DATA TO PROCESS -
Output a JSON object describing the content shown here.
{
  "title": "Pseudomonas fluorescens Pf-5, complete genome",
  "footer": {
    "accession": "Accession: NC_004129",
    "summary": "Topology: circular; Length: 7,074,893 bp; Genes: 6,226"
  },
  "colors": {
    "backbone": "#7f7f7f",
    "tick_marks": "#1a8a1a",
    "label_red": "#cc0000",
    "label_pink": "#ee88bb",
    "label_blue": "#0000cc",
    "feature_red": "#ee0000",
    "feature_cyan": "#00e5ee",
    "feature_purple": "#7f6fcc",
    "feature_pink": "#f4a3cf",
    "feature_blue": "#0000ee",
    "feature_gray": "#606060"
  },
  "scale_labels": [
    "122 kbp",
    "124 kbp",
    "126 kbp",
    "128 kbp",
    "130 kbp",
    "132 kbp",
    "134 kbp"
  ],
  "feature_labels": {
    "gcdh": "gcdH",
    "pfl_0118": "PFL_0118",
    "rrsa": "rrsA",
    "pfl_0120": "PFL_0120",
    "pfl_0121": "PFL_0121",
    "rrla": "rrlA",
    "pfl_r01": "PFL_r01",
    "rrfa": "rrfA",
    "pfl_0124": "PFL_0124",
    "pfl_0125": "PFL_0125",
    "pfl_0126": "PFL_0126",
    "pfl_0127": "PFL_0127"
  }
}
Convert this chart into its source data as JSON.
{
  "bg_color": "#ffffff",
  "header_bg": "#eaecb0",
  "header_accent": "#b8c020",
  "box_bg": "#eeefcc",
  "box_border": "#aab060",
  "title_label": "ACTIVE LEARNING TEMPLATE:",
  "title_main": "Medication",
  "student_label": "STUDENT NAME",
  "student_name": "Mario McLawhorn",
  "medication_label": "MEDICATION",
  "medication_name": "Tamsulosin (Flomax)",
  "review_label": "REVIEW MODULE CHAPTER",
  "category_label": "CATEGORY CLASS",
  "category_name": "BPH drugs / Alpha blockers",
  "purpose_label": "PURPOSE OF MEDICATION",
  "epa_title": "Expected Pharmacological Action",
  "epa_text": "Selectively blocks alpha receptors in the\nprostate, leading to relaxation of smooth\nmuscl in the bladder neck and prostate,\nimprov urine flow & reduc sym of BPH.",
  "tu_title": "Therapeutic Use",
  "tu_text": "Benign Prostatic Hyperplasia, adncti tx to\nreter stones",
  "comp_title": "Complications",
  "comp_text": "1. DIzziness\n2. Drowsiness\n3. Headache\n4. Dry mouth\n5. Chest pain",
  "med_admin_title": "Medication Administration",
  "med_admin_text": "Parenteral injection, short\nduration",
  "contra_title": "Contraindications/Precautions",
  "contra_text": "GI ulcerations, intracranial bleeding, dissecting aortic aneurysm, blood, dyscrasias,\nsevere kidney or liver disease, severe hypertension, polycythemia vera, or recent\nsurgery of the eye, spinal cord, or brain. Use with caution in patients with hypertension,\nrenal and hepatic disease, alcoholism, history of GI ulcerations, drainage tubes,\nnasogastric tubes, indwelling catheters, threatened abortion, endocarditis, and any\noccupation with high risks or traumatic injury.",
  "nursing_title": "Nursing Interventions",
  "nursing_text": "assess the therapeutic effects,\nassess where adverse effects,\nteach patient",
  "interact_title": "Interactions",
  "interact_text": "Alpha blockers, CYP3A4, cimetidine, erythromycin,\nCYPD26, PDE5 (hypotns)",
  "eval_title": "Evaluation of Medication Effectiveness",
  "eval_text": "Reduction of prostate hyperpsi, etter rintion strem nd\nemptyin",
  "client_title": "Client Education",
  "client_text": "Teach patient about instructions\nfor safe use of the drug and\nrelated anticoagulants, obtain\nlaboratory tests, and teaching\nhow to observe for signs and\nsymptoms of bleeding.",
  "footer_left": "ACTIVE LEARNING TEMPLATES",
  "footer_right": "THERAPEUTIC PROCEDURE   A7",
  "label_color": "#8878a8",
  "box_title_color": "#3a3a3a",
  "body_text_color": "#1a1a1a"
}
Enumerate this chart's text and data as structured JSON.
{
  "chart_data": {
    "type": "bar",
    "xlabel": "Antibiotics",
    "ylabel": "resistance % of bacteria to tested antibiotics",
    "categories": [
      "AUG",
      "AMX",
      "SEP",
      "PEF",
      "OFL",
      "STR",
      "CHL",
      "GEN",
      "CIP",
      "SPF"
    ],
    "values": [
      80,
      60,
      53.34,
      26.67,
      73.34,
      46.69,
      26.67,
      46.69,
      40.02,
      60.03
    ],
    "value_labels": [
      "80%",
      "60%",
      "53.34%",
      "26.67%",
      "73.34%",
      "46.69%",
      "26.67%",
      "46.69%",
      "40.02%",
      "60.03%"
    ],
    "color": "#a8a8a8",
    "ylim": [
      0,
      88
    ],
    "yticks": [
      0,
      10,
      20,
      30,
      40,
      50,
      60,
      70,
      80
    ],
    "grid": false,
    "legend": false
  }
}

ABOUT THIS EXERCISE -
Every entry above must be reproduced word for word.

ANSWER SPACE -
Output a JSON object describing the content shown here.
{
  "title": "Pseudomonas fluorescens Pf-5, complete genome",
  "footer": {
    "accession": "Accession: NC_004129",
    "summary": "Topology: circular; Length: 7,074,893 bp; Genes: 6,226"
  },
  "colors": {
    "backbone": "#7f7f7f",
    "tick_marks": "#1a8a1a",
    "label_red": "#cc0000",
    "label_pink": "#ee88bb",
    "label_blue": "#0000cc",
    "feature_red": "#ee0000",
    "feature_cyan": "#00e5ee",
    "feature_purple": "#7f6fcc",
    "feature_pink": "#f4a3cf",
    "feature_blue": "#0000ee",
    "feature_gray": "#606060"
  },
  "scale_labels": [
    "122 kbp",
    "124 kbp",
    "126 kbp",
    "128 kbp",
    "130 kbp",
    "132 kbp",
    "134 kbp"
  ],
  "feature_labels": {
    "gcdh": "gcdH",
    "pfl_0118": "PFL_0118",
    "rrsa": "rrsA",
    "pfl_0120": "PFL_0120",
    "pfl_0121": "PFL_0121",
    "rrla": "rrlA",
    "pfl_r01": "PFL_r01",
    "rrfa": "rrfA",
    "pfl_0124": "PFL_0124",
    "pfl_0125": "PFL_0125",
    "pfl_0126": "PFL_0126",
    "pfl_0127": "PFL_0127"
  }
}
Convert this chart into its source data as JSON.
{
  "bg_color": "#ffffff",
  "header_bg": "#eaecb0",
  "header_accent": "#b8c020",
  "box_bg": "#eeefcc",
  "box_border": "#aab060",
  "title_label": "ACTIVE LEARNING TEMPLATE:",
  "title_main": "Medication",
  "student_label": "STUDENT NAME",
  "student_name": "Mario McLawhorn",
  "medication_label": "MEDICATION",
  "medication_name": "Tamsulosin (Flomax)",
  "review_label": "REVIEW MODULE CHAPTER",
  "category_label": "CATEGORY CLASS",
  "category_name": "BPH drugs / Alpha blockers",
  "purpose_label": "PURPOSE OF MEDICATION",
  "epa_title": "Expected Pharmacological Action",
  "epa_text": "Selectively blocks alpha receptors in the\nprostate, leading to relaxation of smooth\nmuscl in the bladder neck and prostate,\nimprov urine flow & reduc sym of BPH.",
  "tu_title": "Therapeutic Use",
  "tu_text": "Benign Prostatic Hyperplasia, adncti tx to\nreter stones",
  "comp_title": "Complications",
  "comp_text": "1. DIzziness\n2. Drowsiness\n3. Headache\n4. Dry mouth\n5. Chest pain",
  "med_admin_title": "Medication Administration",
  "med_admin_text": "Parenteral injection, short\nduration",
  "contra_title": "Contraindications/Precautions",
  "contra_text": "GI ulcerations, intracranial bleeding, dissecting aortic aneurysm, blood, dyscrasias,\nsevere kidney or liver disease, severe hypertension, polycythemia vera, or recent\nsurgery of the eye, spinal cord, or brain. Use with caution in patients with hypertension,\nrenal and hepatic disease, alcoholism, history of GI ulcerations, drainage tubes,\nnasogastric tubes, indwelling catheters, threatened abortion, endocarditis, and any\noccupation with high risks or traumatic injury.",
  "nursing_title": "Nursing Interventions",
  "nursing_text": "assess the therapeutic effects,\nassess where adverse effects,\nteach patient",
  "interact_title": "Interactions",
  "interact_text": "Alpha blockers, CYP3A4, cimetidine, erythromycin,\nCYPD26, PDE5 (hypotns)",
  "eval_title": "Evaluation of Medication Effectiveness",
  "eval_text": "Reduction of prostate hyperpsi, etter rintion strem nd\nemptyin",
  "client_title": "Client Education",
  "client_text": "Teach patient about instructions\nfor safe use of the drug and\nrelated anticoagulants, obtain\nlaboratory tests, and teaching\nhow to observe for signs and\nsymptoms of bleeding.",
  "footer_left": "ACTIVE LEARNING TEMPLATES",
  "footer_right": "THERAPEUTIC PROCEDURE   A7",
  "label_color": "#8878a8",
  "box_title_color": "#3a3a3a",
  "body_text_color": "#1a1a1a"
}
Enumerate this chart's text and data as structured JSON.
{
  "chart_data": {
    "type": "bar",
    "xlabel": "Antibiotics",
    "ylabel": "resistance % of bacteria to tested antibiotics",
    "categories": [
      "AUG",
      "AMX",
      "SEP",
      "PEF",
      "OFL",
      "STR",
      "CHL",
      "GEN",
      "CIP",
      "SPF"
    ],
    "values": [
      80,
      60,
      53.34,
      26.67,
      73.34,
      46.69,
      26.67,
      46.69,
      40.02,
      60.03
    ],
    "value_labels": [
      "80%",
      "60%",
      "53.34%",
      "26.67%",
      "73.34%",
      "46.69%",
      "26.67%",
      "46.69%",
      "40.02%",
      "60.03%"
    ],
    "color": "#a8a8a8",
    "ylim": [
      0,
      88
    ],
    "yticks": [
      0,
      10,
      20,
      30,
      40,
      50,
      60,
      70,
      80
    ],
    "grid": false,
    "legend": false
  }
}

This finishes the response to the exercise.